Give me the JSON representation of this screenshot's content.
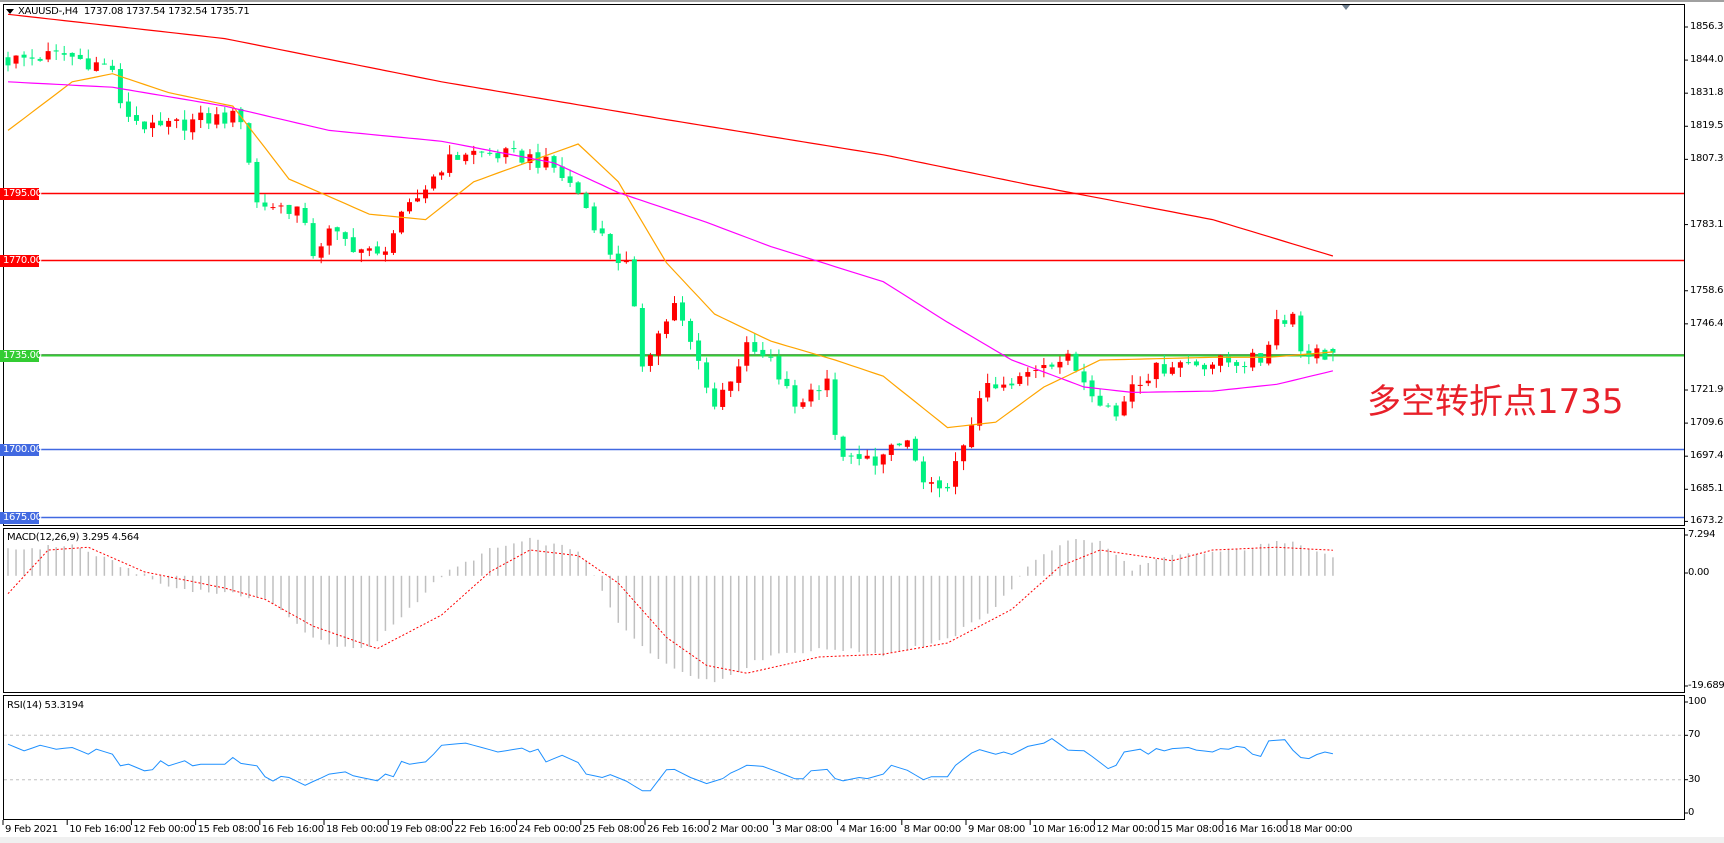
{
  "header": {
    "symbol": "XAUUSD-,H4",
    "ohlc": "1737.08 1737.54 1732.54 1735.71",
    "macd_label": "MACD(12,26,9) 3.295 4.564",
    "rsi_label": "RSI(14) 53.3194"
  },
  "annotation": "多空转折点1735",
  "chart_data": [
    {
      "type": "candlestick",
      "symbol": "XAUUSD-",
      "timeframe": "H4",
      "last_bar": {
        "open": 1737.08,
        "high": 1737.54,
        "low": 1732.54,
        "close": 1735.71
      },
      "bull_color": "#ff0000",
      "bear_color": "#00f080",
      "bar_count": 166,
      "close_path": [
        [
          0,
          1844
        ],
        [
          7,
          1846
        ],
        [
          13,
          1841
        ],
        [
          14,
          1826
        ],
        [
          18,
          1818
        ],
        [
          24,
          1822
        ],
        [
          29,
          1823
        ],
        [
          31,
          1791
        ],
        [
          36,
          1789
        ],
        [
          38,
          1773
        ],
        [
          40,
          1780
        ],
        [
          46,
          1771
        ],
        [
          49,
          1785
        ],
        [
          54,
          1805
        ],
        [
          57,
          1810
        ],
        [
          65,
          1808
        ],
        [
          68,
          1804
        ],
        [
          71,
          1795
        ],
        [
          75,
          1773
        ],
        [
          77,
          1768
        ],
        [
          79,
          1732
        ],
        [
          82,
          1748
        ],
        [
          83,
          1753
        ],
        [
          87,
          1725
        ],
        [
          88,
          1716
        ],
        [
          90,
          1727
        ],
        [
          92,
          1737
        ],
        [
          95,
          1732
        ],
        [
          98,
          1716
        ],
        [
          102,
          1727
        ],
        [
          103,
          1703
        ],
        [
          105,
          1695
        ],
        [
          109,
          1697
        ],
        [
          112,
          1703
        ],
        [
          114,
          1687
        ],
        [
          116,
          1683
        ],
        [
          119,
          1699
        ],
        [
          121,
          1721
        ],
        [
          125,
          1723
        ],
        [
          129,
          1733
        ],
        [
          132,
          1733
        ],
        [
          136,
          1719
        ],
        [
          138,
          1712
        ],
        [
          140,
          1725
        ],
        [
          145,
          1732
        ],
        [
          150,
          1732
        ],
        [
          156,
          1733
        ],
        [
          158,
          1748
        ],
        [
          160,
          1750
        ],
        [
          161,
          1737
        ],
        [
          164,
          1735
        ],
        [
          165,
          1735.71
        ]
      ],
      "moving_averages": [
        {
          "color": "#ff0000",
          "points": [
            [
              0,
              1861
            ],
            [
              27,
              1852
            ],
            [
              54,
              1836
            ],
            [
              82,
              1822
            ],
            [
              109,
              1809
            ],
            [
              127,
              1798
            ],
            [
              150,
              1785
            ],
            [
              165,
              1771.5
            ]
          ]
        },
        {
          "color": "#ffa500",
          "points": [
            [
              0,
              1818
            ],
            [
              8,
              1836
            ],
            [
              13,
              1839
            ],
            [
              20,
              1832
            ],
            [
              28,
              1827
            ],
            [
              35,
              1800
            ],
            [
              45,
              1787
            ],
            [
              52,
              1785
            ],
            [
              58,
              1799
            ],
            [
              71,
              1813
            ],
            [
              76,
              1799
            ],
            [
              82,
              1769
            ],
            [
              88,
              1750
            ],
            [
              95,
              1740
            ],
            [
              103,
              1733
            ],
            [
              109,
              1727
            ],
            [
              117,
              1708
            ],
            [
              123,
              1710
            ],
            [
              129,
              1723
            ],
            [
              136,
              1733
            ],
            [
              150,
              1734
            ],
            [
              157,
              1734
            ],
            [
              165,
              1736
            ]
          ]
        },
        {
          "color": "#ff00ff",
          "points": [
            [
              0,
              1836
            ],
            [
              13,
              1834
            ],
            [
              27,
              1827
            ],
            [
              40,
              1818
            ],
            [
              54,
              1814
            ],
            [
              68,
              1806
            ],
            [
              76,
              1795
            ],
            [
              87,
              1784
            ],
            [
              95,
              1775
            ],
            [
              109,
              1762
            ],
            [
              117,
              1747
            ],
            [
              125,
              1733
            ],
            [
              134,
              1723
            ],
            [
              140,
              1721
            ],
            [
              150,
              1721.5
            ],
            [
              158,
              1724
            ],
            [
              165,
              1729
            ]
          ]
        }
      ],
      "levels": [
        {
          "value": 1795,
          "label": "1795.00",
          "color": "#ff0000"
        },
        {
          "value": 1770,
          "label": "1770.00",
          "color": "#ff0000"
        },
        {
          "value": 1735,
          "label": "1735.00",
          "color": "#33cc33"
        },
        {
          "value": 1700,
          "label": "1700.00",
          "color": "#4169e1"
        },
        {
          "value": 1675,
          "label": "1675.00",
          "color": "#4169e1"
        }
      ],
      "y_ticks": [
        1856.3,
        1844.05,
        1831.8,
        1819.55,
        1807.3,
        1783.15,
        1758.65,
        1746.4,
        1721.9,
        1709.65,
        1697.4,
        1685.15,
        1673.25
      ],
      "y_tick_labels": [
        "1856.30",
        "1844.05",
        "1831.80",
        "1819.55",
        "1807.30",
        "1783.15",
        "1758.65",
        "1746.40",
        "1721.90",
        "1709.65",
        "1697.40",
        "1685.15",
        "1673.25"
      ],
      "x_tick_labels": [
        "9 Feb 2021",
        "10 Feb 16:00",
        "12 Feb 00:00",
        "15 Feb 08:00",
        "16 Feb 16:00",
        "18 Feb 00:00",
        "19 Feb 08:00",
        "22 Feb 16:00",
        "24 Feb 00:00",
        "25 Feb 08:00",
        "26 Feb 16:00",
        "2 Mar 00:00",
        "3 Mar 08:00",
        "4 Mar 16:00",
        "8 Mar 00:00",
        "9 Mar 08:00",
        "10 Mar 16:00",
        "12 Mar 00:00",
        "15 Mar 08:00",
        "16 Mar 16:00",
        "18 Mar 00:00"
      ]
    },
    {
      "type": "bar+line",
      "indicator": "MACD(12,26,9)",
      "main": 3.295,
      "signal": 4.564,
      "histogram_color": "#c0c0c0",
      "signal_color": "#ff0000",
      "histogram_path": [
        [
          0,
          4.6
        ],
        [
          8,
          5.5
        ],
        [
          17,
          0
        ],
        [
          20,
          -2
        ],
        [
          32,
          -4
        ],
        [
          38,
          -11
        ],
        [
          42,
          -13
        ],
        [
          45,
          -13
        ],
        [
          54,
          0
        ],
        [
          60,
          4.6
        ],
        [
          65,
          6.4
        ],
        [
          71,
          4.6
        ],
        [
          73,
          0
        ],
        [
          76,
          -8.6
        ],
        [
          82,
          -16
        ],
        [
          88,
          -19
        ],
        [
          95,
          -14
        ],
        [
          103,
          -13
        ],
        [
          109,
          -14
        ],
        [
          117,
          -11.5
        ],
        [
          123,
          -5.5
        ],
        [
          128,
          3
        ],
        [
          132,
          6.5
        ],
        [
          136,
          6
        ],
        [
          140,
          1.3
        ],
        [
          145,
          3.5
        ],
        [
          153,
          4.6
        ],
        [
          160,
          6.4
        ],
        [
          165,
          3.295
        ]
      ],
      "signal_path": [
        [
          0,
          -3.2
        ],
        [
          5,
          4.6
        ],
        [
          10,
          5.1
        ],
        [
          17,
          0.7
        ],
        [
          27,
          -2.2
        ],
        [
          32,
          -4.2
        ],
        [
          38,
          -9
        ],
        [
          46,
          -13
        ],
        [
          54,
          -7
        ],
        [
          60,
          0.7
        ],
        [
          65,
          4.6
        ],
        [
          71,
          3.6
        ],
        [
          76,
          -1.3
        ],
        [
          82,
          -11
        ],
        [
          87,
          -16
        ],
        [
          92,
          -17.4
        ],
        [
          101,
          -14.5
        ],
        [
          109,
          -14
        ],
        [
          117,
          -12
        ],
        [
          125,
          -6
        ],
        [
          131,
          1.7
        ],
        [
          136,
          4.6
        ],
        [
          145,
          2.7
        ],
        [
          150,
          4.6
        ],
        [
          158,
          5.1
        ],
        [
          165,
          4.564
        ]
      ],
      "y_tick_labels": [
        "7.294",
        "0.00",
        "-19.689"
      ],
      "y_ticks": [
        7.294,
        0,
        -19.689
      ]
    },
    {
      "type": "line",
      "indicator": "RSI(14)",
      "value": 53.3194,
      "color": "#1e90ff",
      "ylim": [
        0,
        100
      ],
      "levels": [
        70,
        30
      ],
      "y_tick_labels": [
        "100",
        "70",
        "30",
        "0"
      ],
      "y_ticks": [
        100,
        70,
        30,
        0
      ],
      "path": [
        [
          0,
          62
        ],
        [
          2,
          56
        ],
        [
          4,
          61
        ],
        [
          6,
          57.5
        ],
        [
          8,
          59
        ],
        [
          10,
          53
        ],
        [
          11,
          57.5
        ],
        [
          13,
          53
        ],
        [
          14,
          42.5
        ],
        [
          15,
          44
        ],
        [
          17,
          38
        ],
        [
          18,
          39
        ],
        [
          19,
          47
        ],
        [
          20,
          42.5
        ],
        [
          22,
          47
        ],
        [
          23,
          42.5
        ],
        [
          24,
          44
        ],
        [
          27,
          44
        ],
        [
          28,
          50
        ],
        [
          29,
          44.7
        ],
        [
          31,
          42.5
        ],
        [
          32,
          32.7
        ],
        [
          33,
          28.7
        ],
        [
          34,
          33
        ],
        [
          35,
          32
        ],
        [
          37,
          25
        ],
        [
          40,
          35
        ],
        [
          42,
          37
        ],
        [
          43,
          33.5
        ],
        [
          46,
          29
        ],
        [
          47,
          35
        ],
        [
          48,
          32.7
        ],
        [
          49,
          46.5
        ],
        [
          50,
          44
        ],
        [
          52,
          46
        ],
        [
          53,
          53
        ],
        [
          54,
          61
        ],
        [
          57,
          63
        ],
        [
          59,
          59
        ],
        [
          61,
          55
        ],
        [
          64,
          58.5
        ],
        [
          65,
          55
        ],
        [
          66,
          57.5
        ],
        [
          67,
          46
        ],
        [
          69,
          52
        ],
        [
          71,
          45.5
        ],
        [
          72,
          35
        ],
        [
          74,
          32
        ],
        [
          75,
          34.5
        ],
        [
          77,
          28.7
        ],
        [
          79,
          20
        ],
        [
          80,
          20
        ],
        [
          82,
          39
        ],
        [
          83,
          39.3
        ],
        [
          85,
          32
        ],
        [
          87,
          26.5
        ],
        [
          89,
          31
        ],
        [
          90,
          36
        ],
        [
          91,
          39.3
        ],
        [
          92,
          43
        ],
        [
          94,
          42
        ],
        [
          96,
          36.7
        ],
        [
          98,
          30.8
        ],
        [
          99,
          30.8
        ],
        [
          100,
          38
        ],
        [
          102,
          39.3
        ],
        [
          103,
          31
        ],
        [
          104,
          29
        ],
        [
          106,
          32
        ],
        [
          107,
          31
        ],
        [
          109,
          35
        ],
        [
          110,
          43
        ],
        [
          112,
          38.5
        ],
        [
          114,
          30
        ],
        [
          115,
          32.7
        ],
        [
          117,
          32.7
        ],
        [
          118,
          43
        ],
        [
          120,
          54
        ],
        [
          121,
          57
        ],
        [
          123,
          53
        ],
        [
          124,
          55
        ],
        [
          125,
          52.7
        ],
        [
          127,
          60
        ],
        [
          129,
          63
        ],
        [
          130,
          67
        ],
        [
          132,
          56.7
        ],
        [
          134,
          56
        ],
        [
          135,
          51
        ],
        [
          137,
          40
        ],
        [
          138,
          43
        ],
        [
          139,
          55
        ],
        [
          141,
          57.5
        ],
        [
          142,
          53
        ],
        [
          143,
          58
        ],
        [
          144,
          56
        ],
        [
          145,
          58
        ],
        [
          147,
          59
        ],
        [
          148,
          56.7
        ],
        [
          150,
          55
        ],
        [
          151,
          58
        ],
        [
          152,
          57.5
        ],
        [
          153,
          60
        ],
        [
          154,
          59
        ],
        [
          155,
          53
        ],
        [
          156,
          51
        ],
        [
          157,
          65
        ],
        [
          159,
          66
        ],
        [
          160,
          56.7
        ],
        [
          161,
          50
        ],
        [
          162,
          49
        ],
        [
          163,
          52.7
        ],
        [
          164,
          55
        ],
        [
          165,
          53.3
        ]
      ]
    }
  ]
}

== Problem description ==
Output nothing but the number of lines in the data containing the string "value".

== Task answer ==
6